**Data records**:

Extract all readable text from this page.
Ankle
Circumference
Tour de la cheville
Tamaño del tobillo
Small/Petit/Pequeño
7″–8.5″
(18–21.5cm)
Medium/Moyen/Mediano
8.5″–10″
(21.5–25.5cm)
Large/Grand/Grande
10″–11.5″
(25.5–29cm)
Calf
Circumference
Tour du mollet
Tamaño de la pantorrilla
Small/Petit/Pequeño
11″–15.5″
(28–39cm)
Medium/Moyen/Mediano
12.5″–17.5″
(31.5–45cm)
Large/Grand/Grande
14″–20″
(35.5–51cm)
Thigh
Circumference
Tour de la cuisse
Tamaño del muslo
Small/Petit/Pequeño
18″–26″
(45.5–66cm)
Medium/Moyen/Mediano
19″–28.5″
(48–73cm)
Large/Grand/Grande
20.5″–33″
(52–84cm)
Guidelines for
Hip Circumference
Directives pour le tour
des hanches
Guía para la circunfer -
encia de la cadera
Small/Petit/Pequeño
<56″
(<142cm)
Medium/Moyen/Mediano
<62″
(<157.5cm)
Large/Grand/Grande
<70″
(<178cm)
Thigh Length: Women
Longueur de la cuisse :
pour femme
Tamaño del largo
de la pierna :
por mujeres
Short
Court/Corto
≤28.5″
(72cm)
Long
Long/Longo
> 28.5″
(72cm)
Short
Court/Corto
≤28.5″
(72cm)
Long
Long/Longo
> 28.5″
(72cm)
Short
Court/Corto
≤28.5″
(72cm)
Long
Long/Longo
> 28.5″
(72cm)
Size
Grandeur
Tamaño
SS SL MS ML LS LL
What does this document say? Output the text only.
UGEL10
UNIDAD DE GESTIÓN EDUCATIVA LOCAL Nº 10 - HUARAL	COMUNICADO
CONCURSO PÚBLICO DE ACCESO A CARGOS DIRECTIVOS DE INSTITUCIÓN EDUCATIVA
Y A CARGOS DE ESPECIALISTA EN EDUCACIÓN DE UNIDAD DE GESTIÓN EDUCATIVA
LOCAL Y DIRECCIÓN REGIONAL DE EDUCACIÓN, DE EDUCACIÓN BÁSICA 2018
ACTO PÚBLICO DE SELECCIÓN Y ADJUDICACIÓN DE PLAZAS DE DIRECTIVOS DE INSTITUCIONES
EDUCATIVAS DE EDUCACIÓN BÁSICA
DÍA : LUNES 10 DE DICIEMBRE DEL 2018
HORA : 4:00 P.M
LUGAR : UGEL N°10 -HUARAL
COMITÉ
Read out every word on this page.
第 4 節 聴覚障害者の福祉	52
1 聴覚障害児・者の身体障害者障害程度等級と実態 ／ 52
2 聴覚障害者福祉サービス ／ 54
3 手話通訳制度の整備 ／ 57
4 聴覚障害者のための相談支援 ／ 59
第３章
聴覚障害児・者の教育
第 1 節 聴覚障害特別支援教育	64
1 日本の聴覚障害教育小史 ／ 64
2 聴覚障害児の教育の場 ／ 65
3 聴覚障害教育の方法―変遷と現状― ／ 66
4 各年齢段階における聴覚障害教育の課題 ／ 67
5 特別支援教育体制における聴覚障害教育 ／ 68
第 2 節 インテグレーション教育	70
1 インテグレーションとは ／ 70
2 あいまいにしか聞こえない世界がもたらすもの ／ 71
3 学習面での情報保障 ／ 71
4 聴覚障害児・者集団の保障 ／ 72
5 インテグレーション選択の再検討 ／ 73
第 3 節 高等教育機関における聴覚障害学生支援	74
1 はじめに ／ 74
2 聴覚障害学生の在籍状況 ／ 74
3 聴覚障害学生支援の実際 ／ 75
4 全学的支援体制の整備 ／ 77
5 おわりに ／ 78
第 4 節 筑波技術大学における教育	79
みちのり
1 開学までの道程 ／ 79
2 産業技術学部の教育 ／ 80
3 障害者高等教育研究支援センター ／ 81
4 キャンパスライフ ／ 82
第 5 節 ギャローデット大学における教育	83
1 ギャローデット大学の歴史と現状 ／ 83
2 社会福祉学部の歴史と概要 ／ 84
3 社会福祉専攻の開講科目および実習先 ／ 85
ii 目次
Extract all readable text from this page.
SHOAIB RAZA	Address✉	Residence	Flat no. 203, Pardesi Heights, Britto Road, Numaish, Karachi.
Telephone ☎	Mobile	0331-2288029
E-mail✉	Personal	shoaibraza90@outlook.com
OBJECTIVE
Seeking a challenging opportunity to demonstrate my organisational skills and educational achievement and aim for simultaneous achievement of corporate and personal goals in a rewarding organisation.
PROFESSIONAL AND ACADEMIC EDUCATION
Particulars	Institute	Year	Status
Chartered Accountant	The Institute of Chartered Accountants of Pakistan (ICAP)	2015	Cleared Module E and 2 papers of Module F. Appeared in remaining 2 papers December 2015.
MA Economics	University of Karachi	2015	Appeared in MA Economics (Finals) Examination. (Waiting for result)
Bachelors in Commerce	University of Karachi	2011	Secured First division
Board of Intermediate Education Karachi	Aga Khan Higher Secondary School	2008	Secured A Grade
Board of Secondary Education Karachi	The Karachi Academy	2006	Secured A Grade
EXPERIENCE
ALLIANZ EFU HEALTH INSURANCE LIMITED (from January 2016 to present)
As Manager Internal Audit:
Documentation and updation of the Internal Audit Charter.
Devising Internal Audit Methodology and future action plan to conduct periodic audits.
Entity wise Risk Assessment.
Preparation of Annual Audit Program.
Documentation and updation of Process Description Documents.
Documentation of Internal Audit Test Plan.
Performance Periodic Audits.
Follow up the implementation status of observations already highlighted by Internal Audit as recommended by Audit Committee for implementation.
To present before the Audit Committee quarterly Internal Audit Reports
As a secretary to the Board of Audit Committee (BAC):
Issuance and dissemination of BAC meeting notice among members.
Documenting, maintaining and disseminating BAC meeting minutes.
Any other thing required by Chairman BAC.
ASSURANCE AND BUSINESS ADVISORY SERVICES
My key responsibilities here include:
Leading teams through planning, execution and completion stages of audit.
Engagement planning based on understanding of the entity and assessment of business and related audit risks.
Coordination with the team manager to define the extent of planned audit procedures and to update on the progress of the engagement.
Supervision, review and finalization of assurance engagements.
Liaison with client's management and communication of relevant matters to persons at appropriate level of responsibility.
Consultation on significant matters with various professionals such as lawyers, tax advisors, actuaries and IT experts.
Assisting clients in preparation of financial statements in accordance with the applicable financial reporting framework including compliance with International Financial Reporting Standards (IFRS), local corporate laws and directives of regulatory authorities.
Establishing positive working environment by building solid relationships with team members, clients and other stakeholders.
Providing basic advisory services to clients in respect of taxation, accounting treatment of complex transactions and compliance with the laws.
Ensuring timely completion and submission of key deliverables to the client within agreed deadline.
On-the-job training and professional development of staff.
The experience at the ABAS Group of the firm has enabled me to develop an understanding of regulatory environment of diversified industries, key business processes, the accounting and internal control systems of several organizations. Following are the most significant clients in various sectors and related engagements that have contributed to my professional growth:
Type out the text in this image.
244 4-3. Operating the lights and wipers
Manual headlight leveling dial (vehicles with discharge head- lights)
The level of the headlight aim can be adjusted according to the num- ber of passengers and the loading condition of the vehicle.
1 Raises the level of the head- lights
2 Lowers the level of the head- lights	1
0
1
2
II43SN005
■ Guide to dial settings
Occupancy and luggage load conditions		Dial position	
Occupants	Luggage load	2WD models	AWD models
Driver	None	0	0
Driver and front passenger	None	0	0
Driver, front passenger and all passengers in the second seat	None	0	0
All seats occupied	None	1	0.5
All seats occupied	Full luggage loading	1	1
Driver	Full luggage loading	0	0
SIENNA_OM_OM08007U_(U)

**GOAL**: Through the last line of the entries above, beginning at the line containing "Type out the text in this image.", transcribe each line exactly, both ends included and nothing more.

**ANSWER TO THE PROBLEM**:
Type out the text in this image.
244 4-3. Operating the lights and wipers
Manual headlight leveling dial (vehicles with discharge head- lights)
The level of the headlight aim can be adjusted according to the num- ber of passengers and the loading condition of the vehicle.
1 Raises the level of the head- lights
2 Lowers the level of the head- lights	1
0
1
2
II43SN005
■ Guide to dial settings
Occupancy and luggage load conditions		Dial position	
Occupants	Luggage load	2WD models	AWD models
Driver	None	0	0
Driver and front passenger	None	0	0
Driver, front passenger and all passengers in the second seat	None	0	0
All seats occupied	None	1	0.5
All seats occupied	Full luggage loading	1	1
Driver	Full luggage loading	0	0
SIENNA_OM_OM08007U_(U)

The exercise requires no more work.